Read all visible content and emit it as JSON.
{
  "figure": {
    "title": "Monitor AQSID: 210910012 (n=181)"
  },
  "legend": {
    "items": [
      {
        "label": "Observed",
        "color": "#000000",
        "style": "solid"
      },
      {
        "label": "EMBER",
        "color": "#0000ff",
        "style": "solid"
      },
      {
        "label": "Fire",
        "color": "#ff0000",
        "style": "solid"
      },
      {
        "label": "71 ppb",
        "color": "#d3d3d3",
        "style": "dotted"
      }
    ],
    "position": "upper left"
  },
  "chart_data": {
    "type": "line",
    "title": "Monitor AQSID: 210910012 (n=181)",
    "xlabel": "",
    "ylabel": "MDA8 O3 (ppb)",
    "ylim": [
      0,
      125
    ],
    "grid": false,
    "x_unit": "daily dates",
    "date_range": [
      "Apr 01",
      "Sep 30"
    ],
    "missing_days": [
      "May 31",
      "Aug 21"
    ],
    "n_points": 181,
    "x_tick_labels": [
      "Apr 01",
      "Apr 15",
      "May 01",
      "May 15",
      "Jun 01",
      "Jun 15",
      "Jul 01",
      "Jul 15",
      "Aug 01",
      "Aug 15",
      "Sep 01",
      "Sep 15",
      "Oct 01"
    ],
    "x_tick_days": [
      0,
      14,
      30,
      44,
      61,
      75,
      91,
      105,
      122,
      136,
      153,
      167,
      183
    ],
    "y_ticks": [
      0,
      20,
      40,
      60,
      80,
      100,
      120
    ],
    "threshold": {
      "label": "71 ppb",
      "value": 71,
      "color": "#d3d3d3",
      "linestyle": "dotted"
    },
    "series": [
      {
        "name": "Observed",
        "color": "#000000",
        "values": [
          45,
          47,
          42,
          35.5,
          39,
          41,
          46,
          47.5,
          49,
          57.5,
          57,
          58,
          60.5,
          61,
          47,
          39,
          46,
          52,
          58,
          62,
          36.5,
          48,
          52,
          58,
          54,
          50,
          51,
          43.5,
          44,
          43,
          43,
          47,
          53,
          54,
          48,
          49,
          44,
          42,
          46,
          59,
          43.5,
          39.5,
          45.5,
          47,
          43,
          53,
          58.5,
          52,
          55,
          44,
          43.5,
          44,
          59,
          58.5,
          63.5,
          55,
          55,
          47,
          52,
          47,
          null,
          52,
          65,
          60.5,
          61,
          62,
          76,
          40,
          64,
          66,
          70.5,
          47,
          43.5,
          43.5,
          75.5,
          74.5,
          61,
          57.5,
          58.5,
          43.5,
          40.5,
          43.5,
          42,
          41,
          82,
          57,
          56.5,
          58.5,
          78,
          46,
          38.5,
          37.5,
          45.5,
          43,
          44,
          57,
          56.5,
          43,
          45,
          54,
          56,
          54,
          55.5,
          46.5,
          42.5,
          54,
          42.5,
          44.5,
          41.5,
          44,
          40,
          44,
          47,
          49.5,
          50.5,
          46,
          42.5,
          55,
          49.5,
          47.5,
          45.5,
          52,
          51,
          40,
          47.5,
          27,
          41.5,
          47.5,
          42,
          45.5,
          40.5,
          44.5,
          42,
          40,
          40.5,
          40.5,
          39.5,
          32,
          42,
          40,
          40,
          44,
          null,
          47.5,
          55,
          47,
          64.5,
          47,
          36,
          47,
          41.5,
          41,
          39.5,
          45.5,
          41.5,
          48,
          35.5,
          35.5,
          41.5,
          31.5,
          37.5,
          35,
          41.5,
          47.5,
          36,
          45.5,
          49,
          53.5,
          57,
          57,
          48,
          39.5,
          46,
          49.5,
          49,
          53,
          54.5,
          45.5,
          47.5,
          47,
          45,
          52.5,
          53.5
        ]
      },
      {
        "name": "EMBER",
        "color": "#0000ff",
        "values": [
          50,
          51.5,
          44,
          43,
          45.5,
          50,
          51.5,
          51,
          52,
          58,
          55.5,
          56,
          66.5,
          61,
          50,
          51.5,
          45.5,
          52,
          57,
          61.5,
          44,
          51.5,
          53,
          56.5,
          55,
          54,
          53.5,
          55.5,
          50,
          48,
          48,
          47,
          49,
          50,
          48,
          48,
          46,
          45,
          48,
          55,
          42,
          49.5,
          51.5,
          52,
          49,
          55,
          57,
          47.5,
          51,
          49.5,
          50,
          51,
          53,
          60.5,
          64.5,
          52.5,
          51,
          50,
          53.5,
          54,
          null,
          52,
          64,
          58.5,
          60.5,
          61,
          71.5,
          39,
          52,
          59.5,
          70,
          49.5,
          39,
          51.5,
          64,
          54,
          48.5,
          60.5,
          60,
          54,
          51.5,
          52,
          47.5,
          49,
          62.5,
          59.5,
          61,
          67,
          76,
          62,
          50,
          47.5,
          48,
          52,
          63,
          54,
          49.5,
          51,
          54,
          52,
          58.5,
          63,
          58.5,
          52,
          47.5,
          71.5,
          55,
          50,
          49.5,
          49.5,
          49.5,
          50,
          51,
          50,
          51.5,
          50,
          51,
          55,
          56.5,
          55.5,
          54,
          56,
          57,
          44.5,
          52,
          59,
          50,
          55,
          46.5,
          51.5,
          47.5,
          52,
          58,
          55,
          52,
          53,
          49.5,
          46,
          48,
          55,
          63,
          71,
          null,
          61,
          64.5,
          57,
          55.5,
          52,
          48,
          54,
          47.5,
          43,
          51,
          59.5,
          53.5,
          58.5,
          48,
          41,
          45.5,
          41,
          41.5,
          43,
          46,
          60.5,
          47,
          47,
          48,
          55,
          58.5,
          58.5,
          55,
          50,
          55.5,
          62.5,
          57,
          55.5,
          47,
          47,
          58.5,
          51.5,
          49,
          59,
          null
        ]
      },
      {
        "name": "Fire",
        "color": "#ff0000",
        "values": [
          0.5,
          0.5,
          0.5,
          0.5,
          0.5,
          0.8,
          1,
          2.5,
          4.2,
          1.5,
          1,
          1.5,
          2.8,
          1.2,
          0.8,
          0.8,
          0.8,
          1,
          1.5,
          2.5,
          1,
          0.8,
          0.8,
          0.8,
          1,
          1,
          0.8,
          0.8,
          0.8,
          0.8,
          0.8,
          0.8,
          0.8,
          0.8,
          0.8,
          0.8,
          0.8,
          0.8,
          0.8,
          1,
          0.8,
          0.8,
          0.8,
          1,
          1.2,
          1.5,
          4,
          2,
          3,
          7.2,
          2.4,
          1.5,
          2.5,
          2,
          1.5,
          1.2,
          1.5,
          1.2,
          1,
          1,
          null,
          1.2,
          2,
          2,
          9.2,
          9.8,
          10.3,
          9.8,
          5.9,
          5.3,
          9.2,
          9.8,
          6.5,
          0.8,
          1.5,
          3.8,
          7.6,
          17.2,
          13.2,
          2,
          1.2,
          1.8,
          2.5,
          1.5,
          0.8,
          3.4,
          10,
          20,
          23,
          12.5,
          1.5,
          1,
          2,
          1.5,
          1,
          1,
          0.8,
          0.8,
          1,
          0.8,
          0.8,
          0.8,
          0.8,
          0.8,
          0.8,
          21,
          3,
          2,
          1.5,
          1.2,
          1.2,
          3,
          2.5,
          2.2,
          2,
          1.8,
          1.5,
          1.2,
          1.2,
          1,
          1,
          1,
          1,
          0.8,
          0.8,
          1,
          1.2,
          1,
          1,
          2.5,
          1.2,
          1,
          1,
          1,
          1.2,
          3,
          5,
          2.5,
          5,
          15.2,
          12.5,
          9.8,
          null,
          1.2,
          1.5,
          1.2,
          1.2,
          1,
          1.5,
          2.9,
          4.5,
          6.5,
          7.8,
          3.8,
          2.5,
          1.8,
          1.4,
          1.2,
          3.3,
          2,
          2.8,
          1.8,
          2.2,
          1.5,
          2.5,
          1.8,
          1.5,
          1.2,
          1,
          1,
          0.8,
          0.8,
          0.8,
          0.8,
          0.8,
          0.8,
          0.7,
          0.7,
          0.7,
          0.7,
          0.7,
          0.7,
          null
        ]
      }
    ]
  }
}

==========

Give only the count of lines in which the string "AQSID" appears.

• TASK OUTPUT
2